Task
Scan the entries below for the word "работник". Copy each line that has it.

Data rows
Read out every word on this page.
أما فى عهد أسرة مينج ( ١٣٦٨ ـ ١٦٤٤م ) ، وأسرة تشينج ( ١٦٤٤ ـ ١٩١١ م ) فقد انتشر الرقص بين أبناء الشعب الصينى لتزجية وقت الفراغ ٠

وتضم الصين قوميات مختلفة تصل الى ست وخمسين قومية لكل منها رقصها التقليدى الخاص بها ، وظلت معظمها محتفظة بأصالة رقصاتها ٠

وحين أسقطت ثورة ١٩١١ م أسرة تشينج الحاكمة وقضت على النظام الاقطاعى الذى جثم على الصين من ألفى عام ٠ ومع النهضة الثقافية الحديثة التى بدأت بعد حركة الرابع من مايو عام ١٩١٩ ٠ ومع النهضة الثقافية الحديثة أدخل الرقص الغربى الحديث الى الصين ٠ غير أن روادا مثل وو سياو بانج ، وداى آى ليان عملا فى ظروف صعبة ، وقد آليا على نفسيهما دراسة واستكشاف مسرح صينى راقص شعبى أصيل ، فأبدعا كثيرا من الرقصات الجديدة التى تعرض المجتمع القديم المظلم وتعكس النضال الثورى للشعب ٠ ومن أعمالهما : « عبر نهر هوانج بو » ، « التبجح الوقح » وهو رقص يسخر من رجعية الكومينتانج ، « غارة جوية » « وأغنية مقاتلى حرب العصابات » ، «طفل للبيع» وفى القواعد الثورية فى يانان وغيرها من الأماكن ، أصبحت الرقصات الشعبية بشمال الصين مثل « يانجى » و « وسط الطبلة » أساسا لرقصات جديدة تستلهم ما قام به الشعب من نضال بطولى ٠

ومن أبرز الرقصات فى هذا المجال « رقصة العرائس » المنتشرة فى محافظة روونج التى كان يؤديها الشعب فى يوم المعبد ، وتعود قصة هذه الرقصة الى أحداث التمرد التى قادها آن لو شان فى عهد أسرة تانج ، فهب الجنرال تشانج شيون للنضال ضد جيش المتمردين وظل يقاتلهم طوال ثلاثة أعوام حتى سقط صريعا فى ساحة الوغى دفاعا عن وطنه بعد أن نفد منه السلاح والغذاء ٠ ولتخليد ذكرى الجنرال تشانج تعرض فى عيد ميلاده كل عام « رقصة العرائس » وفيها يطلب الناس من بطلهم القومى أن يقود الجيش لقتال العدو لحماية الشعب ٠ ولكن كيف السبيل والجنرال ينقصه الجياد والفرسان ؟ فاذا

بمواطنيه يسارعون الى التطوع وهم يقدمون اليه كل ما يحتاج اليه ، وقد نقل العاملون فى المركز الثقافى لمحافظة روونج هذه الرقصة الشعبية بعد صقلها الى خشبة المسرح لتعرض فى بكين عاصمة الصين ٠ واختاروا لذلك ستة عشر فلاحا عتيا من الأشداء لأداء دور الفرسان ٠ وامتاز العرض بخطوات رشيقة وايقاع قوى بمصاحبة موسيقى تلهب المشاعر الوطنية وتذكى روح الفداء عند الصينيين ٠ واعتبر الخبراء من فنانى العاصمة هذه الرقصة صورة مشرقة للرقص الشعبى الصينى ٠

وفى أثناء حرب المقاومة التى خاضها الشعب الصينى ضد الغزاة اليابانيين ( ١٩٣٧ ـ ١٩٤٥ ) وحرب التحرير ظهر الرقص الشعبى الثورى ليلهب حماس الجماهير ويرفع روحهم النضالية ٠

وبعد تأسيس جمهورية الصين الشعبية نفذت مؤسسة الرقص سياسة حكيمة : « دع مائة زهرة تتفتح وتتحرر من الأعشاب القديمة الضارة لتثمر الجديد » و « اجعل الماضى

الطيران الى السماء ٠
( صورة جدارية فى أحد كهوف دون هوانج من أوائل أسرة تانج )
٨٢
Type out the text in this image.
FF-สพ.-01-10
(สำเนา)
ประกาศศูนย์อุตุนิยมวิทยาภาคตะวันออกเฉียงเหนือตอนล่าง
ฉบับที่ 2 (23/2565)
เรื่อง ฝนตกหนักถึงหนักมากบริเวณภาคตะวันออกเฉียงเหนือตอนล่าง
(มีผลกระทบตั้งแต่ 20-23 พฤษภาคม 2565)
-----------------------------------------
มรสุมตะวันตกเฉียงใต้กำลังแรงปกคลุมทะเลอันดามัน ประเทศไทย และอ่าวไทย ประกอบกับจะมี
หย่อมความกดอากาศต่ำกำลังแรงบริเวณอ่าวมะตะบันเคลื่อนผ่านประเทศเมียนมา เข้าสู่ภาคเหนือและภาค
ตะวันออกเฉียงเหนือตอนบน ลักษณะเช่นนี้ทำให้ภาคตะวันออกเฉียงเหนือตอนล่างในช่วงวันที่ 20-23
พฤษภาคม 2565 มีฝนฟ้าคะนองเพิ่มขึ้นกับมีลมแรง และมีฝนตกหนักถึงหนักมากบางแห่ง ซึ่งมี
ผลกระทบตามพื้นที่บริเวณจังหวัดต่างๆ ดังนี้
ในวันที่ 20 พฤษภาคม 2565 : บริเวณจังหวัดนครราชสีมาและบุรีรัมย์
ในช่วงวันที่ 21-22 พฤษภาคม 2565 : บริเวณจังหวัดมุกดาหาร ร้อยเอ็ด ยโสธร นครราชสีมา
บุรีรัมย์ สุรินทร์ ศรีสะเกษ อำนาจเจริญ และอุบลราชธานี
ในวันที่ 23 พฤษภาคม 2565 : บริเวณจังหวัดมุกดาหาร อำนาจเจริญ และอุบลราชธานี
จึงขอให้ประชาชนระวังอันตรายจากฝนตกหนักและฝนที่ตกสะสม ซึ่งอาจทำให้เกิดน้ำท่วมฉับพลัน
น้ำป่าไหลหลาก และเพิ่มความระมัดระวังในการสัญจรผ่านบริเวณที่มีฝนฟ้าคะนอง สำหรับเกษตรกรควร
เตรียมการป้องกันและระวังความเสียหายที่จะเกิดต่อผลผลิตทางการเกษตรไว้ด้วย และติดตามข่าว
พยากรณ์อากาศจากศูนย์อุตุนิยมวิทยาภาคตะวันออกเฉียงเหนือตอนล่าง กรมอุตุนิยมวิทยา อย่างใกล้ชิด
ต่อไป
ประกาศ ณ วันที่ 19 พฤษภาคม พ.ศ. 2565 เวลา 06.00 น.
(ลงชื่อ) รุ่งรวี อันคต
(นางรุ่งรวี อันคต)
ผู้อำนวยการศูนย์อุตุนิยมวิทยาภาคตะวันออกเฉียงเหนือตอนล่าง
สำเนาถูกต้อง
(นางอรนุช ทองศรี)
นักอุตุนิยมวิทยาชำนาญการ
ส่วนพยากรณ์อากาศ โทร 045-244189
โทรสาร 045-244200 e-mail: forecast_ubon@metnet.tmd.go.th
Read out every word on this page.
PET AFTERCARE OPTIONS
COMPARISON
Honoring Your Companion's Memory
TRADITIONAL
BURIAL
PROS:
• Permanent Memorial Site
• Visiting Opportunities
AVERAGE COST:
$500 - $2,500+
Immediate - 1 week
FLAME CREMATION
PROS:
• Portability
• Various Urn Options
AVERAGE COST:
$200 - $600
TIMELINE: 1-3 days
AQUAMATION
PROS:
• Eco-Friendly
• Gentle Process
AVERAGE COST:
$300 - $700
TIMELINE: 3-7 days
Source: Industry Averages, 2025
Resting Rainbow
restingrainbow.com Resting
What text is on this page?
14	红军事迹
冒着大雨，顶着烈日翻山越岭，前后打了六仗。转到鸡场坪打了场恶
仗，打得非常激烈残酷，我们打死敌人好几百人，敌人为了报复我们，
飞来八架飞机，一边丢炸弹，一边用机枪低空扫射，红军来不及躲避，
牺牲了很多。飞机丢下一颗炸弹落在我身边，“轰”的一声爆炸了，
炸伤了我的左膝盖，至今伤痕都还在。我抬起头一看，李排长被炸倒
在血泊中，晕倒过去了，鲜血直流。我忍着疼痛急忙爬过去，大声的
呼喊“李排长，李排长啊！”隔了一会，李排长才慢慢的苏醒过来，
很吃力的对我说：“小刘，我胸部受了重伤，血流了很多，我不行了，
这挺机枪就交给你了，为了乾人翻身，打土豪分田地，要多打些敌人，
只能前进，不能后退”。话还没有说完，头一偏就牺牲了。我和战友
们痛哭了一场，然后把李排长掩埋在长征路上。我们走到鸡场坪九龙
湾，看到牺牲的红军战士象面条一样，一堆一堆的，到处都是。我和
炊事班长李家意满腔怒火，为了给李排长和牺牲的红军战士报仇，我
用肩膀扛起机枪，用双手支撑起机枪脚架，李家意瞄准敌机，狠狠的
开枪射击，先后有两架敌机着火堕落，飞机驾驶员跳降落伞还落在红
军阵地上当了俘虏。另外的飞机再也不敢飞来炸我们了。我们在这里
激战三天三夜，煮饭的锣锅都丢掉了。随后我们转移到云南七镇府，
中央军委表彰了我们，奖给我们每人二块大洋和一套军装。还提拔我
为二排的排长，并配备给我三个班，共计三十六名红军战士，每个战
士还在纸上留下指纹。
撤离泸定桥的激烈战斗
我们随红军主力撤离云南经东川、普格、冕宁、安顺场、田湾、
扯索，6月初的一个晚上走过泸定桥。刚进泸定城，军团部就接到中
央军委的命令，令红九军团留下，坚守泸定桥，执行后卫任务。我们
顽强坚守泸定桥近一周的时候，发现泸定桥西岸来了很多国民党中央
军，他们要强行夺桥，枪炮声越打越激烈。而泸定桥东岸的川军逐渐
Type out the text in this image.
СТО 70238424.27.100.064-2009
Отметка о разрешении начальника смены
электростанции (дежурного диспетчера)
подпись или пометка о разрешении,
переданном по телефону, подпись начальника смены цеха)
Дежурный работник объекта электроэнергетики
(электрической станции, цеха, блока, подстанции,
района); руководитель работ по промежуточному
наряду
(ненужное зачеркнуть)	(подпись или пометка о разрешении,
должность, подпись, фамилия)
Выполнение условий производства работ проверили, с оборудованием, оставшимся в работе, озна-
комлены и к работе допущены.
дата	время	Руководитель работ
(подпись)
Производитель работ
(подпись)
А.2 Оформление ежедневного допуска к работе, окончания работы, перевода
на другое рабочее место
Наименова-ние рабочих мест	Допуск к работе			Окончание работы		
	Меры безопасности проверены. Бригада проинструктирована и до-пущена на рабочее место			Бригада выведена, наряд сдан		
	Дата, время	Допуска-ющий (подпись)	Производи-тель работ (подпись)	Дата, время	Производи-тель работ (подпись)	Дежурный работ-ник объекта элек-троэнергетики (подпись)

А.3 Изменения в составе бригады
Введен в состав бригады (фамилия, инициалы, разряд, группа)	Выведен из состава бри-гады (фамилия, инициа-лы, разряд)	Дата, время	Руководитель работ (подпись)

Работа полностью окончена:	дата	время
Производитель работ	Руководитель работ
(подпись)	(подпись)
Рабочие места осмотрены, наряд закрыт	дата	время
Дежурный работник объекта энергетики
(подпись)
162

Solution to the problem
Дежурный работник объекта электроэнергетики
Дежурный работник объекта энергетики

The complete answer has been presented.